Task prompt - Quote the records word for word, beginning at the line that contains "Text: N: N [129, 94, 139, 107]" and stopping after the line that contains "List all visible".

# # #

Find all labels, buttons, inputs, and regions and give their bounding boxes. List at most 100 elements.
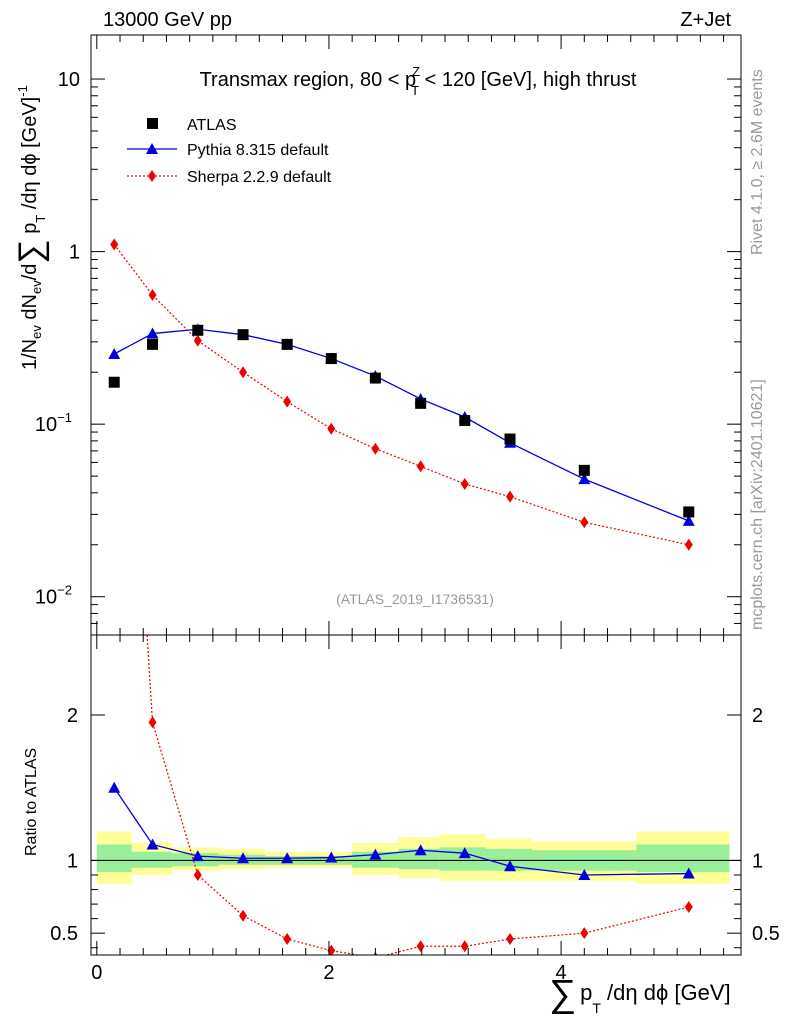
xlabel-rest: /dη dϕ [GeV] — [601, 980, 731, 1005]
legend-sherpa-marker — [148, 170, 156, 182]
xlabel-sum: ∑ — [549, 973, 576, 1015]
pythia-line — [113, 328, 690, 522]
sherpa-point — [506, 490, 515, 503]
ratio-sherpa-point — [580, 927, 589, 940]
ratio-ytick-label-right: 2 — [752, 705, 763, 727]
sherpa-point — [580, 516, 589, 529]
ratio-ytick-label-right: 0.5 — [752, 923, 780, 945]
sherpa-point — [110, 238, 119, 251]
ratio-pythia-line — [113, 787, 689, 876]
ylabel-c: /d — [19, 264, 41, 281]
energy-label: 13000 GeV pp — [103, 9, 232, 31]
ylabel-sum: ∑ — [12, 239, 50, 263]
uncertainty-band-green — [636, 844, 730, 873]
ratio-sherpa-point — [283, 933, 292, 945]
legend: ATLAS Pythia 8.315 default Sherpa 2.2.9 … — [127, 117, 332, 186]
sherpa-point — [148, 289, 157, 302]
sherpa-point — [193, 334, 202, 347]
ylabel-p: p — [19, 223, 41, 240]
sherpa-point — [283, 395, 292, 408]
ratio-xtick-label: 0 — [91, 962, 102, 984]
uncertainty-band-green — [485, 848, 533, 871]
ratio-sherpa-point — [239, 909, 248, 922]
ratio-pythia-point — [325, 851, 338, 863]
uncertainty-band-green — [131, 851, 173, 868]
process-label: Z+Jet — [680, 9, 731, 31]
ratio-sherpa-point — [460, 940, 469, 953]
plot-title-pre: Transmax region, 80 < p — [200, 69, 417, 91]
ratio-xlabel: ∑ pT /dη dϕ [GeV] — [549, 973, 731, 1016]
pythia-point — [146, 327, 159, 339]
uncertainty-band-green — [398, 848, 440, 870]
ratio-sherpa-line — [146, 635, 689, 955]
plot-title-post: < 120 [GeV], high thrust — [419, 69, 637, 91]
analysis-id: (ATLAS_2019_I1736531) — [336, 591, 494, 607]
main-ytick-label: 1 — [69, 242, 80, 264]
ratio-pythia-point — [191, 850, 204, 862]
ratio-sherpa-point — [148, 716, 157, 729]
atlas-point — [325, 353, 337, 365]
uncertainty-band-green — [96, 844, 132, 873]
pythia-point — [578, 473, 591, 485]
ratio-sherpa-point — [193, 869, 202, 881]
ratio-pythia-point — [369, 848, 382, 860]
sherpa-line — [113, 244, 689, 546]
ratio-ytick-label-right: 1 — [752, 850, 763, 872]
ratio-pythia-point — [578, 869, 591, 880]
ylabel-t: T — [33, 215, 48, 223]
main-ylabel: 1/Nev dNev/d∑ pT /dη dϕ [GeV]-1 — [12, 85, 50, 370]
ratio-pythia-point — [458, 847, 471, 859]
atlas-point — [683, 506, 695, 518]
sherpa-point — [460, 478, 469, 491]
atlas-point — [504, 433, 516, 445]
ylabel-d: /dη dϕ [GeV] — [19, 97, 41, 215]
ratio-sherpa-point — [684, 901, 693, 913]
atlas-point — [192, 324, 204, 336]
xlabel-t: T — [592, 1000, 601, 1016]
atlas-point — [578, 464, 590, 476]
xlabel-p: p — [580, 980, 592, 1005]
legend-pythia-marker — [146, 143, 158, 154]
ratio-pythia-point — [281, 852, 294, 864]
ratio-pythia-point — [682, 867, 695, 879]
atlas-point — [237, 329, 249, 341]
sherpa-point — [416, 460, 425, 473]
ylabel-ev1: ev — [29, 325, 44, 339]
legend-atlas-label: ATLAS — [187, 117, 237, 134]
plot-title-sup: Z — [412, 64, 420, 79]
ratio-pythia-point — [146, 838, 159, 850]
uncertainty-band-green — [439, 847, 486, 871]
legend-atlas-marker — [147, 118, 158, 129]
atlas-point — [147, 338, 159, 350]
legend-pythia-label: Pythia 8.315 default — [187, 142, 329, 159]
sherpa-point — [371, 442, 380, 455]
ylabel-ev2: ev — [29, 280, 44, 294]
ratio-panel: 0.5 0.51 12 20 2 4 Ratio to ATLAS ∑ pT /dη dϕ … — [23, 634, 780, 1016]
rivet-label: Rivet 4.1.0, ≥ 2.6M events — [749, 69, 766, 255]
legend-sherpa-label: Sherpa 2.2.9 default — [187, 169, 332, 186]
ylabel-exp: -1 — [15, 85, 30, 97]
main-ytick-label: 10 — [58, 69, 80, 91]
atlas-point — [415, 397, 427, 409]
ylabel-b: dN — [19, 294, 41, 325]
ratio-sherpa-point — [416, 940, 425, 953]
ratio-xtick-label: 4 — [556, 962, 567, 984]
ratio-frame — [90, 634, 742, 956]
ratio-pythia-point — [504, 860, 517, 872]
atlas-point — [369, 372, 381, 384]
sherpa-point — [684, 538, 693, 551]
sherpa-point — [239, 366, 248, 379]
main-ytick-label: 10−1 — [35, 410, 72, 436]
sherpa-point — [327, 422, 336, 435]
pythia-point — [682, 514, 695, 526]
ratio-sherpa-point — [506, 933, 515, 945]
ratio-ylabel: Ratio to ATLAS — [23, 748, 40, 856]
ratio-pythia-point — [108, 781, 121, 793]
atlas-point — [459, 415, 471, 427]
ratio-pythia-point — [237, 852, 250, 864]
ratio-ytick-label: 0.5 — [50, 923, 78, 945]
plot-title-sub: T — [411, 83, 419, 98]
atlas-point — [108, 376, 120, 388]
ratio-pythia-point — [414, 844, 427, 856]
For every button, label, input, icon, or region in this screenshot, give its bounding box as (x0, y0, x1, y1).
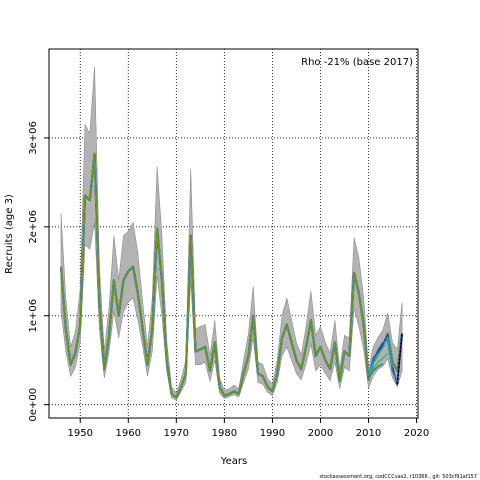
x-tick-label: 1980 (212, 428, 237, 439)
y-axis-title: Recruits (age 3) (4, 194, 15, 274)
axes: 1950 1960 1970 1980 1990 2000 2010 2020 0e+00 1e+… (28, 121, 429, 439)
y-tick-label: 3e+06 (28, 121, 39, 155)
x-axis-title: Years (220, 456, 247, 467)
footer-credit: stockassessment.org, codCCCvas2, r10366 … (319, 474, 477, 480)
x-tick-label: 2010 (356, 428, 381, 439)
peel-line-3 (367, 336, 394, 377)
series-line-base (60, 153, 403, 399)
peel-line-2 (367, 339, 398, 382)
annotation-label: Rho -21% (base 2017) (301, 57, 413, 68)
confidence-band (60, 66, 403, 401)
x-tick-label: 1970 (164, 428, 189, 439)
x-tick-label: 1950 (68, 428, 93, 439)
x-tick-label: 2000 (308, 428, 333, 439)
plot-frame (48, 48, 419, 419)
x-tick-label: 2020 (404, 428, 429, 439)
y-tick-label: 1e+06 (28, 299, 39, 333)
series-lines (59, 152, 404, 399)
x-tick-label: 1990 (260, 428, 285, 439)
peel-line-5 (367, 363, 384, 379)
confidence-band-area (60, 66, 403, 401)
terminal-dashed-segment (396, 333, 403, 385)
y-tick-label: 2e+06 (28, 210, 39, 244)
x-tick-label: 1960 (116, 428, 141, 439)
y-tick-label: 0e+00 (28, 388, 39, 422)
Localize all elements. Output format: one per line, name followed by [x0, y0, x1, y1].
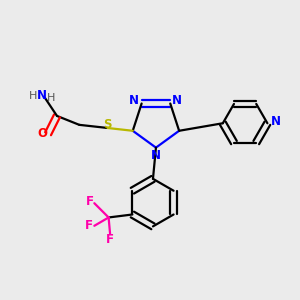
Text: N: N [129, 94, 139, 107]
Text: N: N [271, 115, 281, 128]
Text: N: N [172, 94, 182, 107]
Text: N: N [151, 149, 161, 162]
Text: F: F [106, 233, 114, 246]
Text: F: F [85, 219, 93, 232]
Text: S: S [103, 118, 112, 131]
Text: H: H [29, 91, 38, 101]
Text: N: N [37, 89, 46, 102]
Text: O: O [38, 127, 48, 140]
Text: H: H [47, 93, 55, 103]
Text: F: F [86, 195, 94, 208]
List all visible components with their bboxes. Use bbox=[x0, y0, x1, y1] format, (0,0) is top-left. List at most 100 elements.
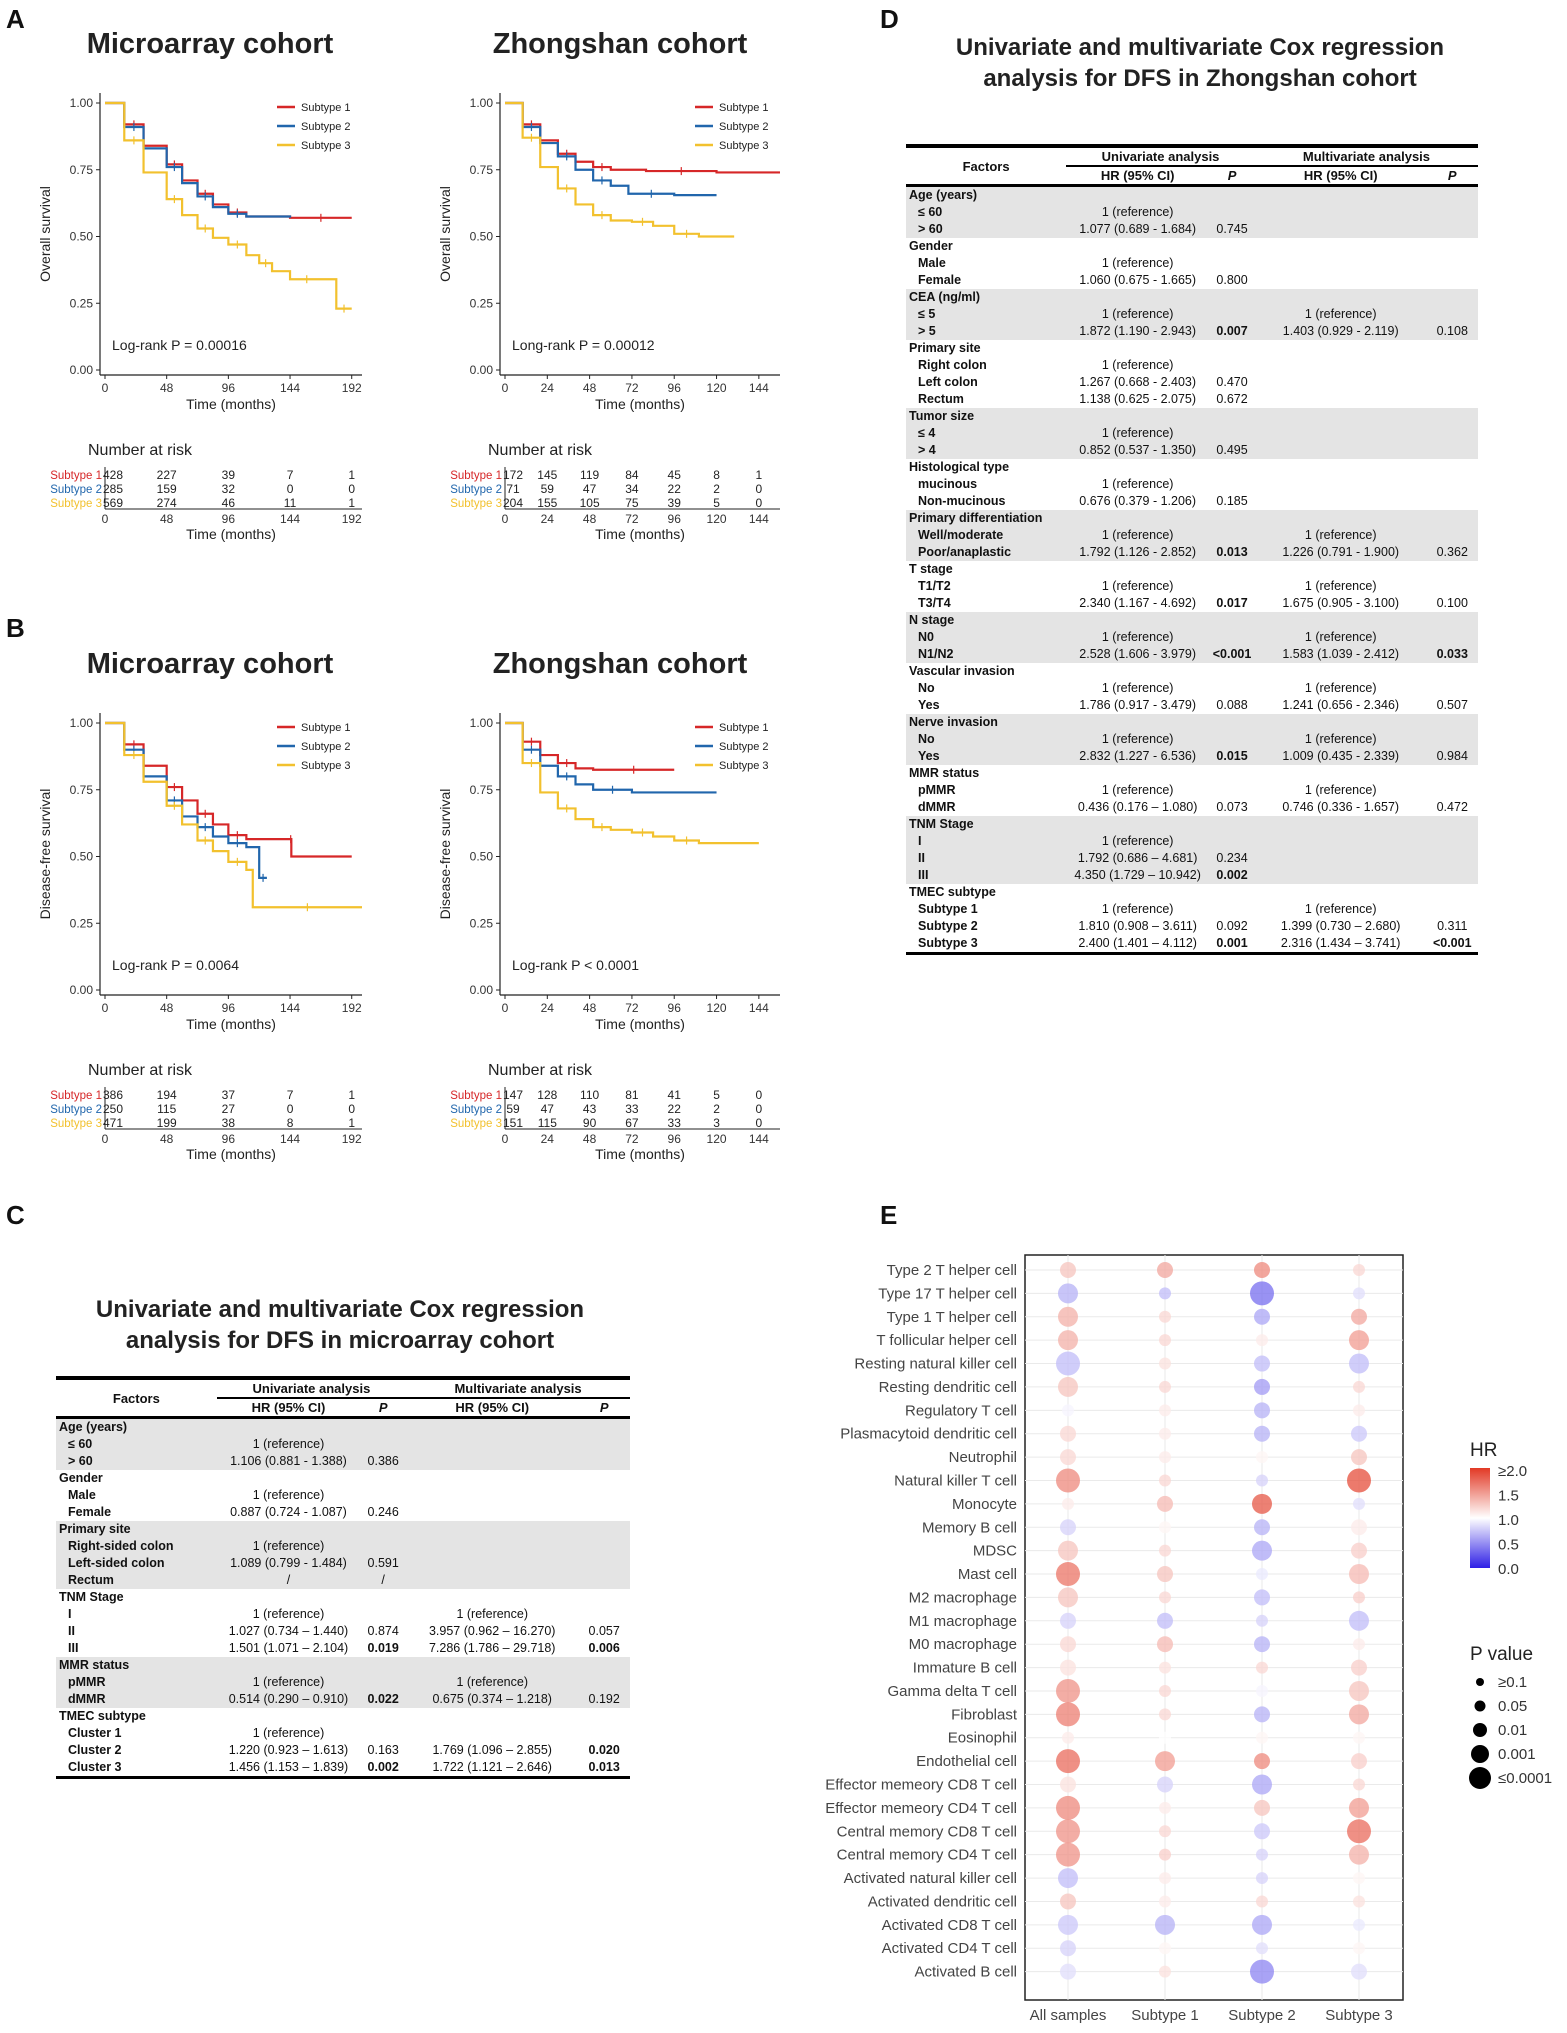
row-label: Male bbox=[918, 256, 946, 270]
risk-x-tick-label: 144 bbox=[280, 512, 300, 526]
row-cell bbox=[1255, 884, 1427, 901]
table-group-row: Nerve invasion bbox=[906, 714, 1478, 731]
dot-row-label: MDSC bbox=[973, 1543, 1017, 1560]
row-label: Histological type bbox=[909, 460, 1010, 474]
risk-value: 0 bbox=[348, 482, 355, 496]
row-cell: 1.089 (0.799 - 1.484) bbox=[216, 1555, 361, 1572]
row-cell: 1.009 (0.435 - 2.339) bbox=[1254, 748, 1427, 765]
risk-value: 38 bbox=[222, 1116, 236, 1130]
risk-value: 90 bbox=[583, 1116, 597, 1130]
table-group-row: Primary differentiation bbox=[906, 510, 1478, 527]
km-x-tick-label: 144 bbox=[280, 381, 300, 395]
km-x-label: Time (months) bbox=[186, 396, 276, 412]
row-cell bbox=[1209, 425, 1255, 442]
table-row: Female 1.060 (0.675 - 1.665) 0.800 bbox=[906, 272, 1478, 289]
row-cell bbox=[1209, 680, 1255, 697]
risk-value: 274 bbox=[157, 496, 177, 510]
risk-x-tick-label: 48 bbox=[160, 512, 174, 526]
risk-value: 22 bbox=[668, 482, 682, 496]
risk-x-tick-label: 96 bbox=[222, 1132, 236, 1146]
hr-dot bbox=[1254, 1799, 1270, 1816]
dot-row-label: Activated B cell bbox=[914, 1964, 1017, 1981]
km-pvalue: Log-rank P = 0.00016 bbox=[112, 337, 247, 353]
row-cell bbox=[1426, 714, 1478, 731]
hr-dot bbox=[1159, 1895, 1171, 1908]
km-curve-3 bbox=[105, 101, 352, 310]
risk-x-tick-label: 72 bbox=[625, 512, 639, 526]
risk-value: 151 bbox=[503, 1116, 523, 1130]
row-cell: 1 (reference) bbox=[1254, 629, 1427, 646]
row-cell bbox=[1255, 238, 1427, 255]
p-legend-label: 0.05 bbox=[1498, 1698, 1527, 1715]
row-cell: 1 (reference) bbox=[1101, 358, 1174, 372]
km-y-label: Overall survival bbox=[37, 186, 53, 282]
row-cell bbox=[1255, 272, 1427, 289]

# # #

Right answer -
Text: N: N [129, 94, 139, 107]
Text: N: N [271, 115, 281, 128]
Text: N: N [172, 94, 182, 107]
Text: N: N [151, 149, 161, 162]
Text: F: F [106, 233, 114, 246]
Text: F: F [85, 219, 93, 232]
Text: S: S [103, 118, 112, 131]
Text: H: H [29, 91, 38, 101]
Text: N: N [37, 89, 46, 102]
Text: O: O [38, 127, 48, 140]
Text: H: H [47, 93, 55, 103]
Text: F: F [86, 195, 94, 208]
List all visible components with their bboxes. Use bbox=[x0, y0, x1, y1] format, (0,0) is top-left. List at most 100 elements.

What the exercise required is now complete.